▶ **WRITTEN REQUEST**: The records below must be retyped exactly.
-*-*-
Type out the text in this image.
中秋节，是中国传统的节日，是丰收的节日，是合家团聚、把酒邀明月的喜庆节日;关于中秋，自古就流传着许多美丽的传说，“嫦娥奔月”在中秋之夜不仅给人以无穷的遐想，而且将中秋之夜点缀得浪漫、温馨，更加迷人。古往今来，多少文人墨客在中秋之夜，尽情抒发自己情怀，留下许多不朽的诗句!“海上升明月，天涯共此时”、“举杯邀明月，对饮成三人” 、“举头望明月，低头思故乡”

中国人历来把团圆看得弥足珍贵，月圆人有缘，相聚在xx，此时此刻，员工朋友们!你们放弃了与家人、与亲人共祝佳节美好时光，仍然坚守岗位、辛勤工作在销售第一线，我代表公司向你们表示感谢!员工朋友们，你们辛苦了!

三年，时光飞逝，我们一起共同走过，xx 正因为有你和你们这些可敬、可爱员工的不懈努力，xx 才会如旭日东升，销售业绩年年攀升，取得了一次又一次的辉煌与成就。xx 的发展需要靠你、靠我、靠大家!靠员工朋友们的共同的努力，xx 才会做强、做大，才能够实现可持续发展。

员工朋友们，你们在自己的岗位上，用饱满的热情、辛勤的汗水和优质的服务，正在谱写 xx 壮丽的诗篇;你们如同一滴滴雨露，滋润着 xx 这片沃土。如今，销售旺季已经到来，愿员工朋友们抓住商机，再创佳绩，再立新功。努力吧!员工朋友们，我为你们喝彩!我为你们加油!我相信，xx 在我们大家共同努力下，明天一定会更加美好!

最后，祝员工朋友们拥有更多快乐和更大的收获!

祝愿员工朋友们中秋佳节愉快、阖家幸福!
-*-*-
▶ **TASK RESPONSE**:
Type out the text in this image.
中秋节，是中国传统的节日，是丰收的节日，是合家团聚、把酒邀明月的喜庆节日;关于中秋，自古就流传着许多美丽的传说，“嫦娥奔月”在中秋之夜不仅给人以无穷的遐想，而且将中秋之夜点缀得浪漫、温馨，更加迷人。古往今来，多少文人墨客在中秋之夜，尽情抒发自己情怀，留下许多不朽的诗句!“海上升明月，天涯共此时”、“举杯邀明月，对饮成三人” 、“举头望明月，低头思故乡”

中国人历来把团圆看得弥足珍贵，月圆人有缘，相聚在xx，此时此刻，员工朋友们!你们放弃了与家人、与亲人共祝佳节美好时光，仍然坚守岗位、辛勤工作在销售第一线，我代表公司向你们表示感谢!员工朋友们，你们辛苦了!

三年，时光飞逝，我们一起共同走过，xx 正因为有你和你们这些可敬、可爱员工的不懈努力，xx 才会如旭日东升，销售业绩年年攀升，取得了一次又一次的辉煌与成就。xx 的发展需要靠你、靠我、靠大家!靠员工朋友们的共同的努力，xx 才会做强、做大，才能够实现可持续发展。

员工朋友们，你们在自己的岗位上，用饱满的热情、辛勤的汗水和优质的服务，正在谱写 xx 壮丽的诗篇;你们如同一滴滴雨露，滋润着 xx 这片沃土。如今，销售旺季已经到来，愿员工朋友们抓住商机，再创佳绩，再立新功。努力吧!员工朋友们，我为你们喝彩!我为你们加油!我相信，xx 在我们大家共同努力下，明天一定会更加美好!

最后，祝员工朋友们拥有更多快乐和更大的收获!

祝愿员工朋友们中秋佳节愉快、阖家幸福!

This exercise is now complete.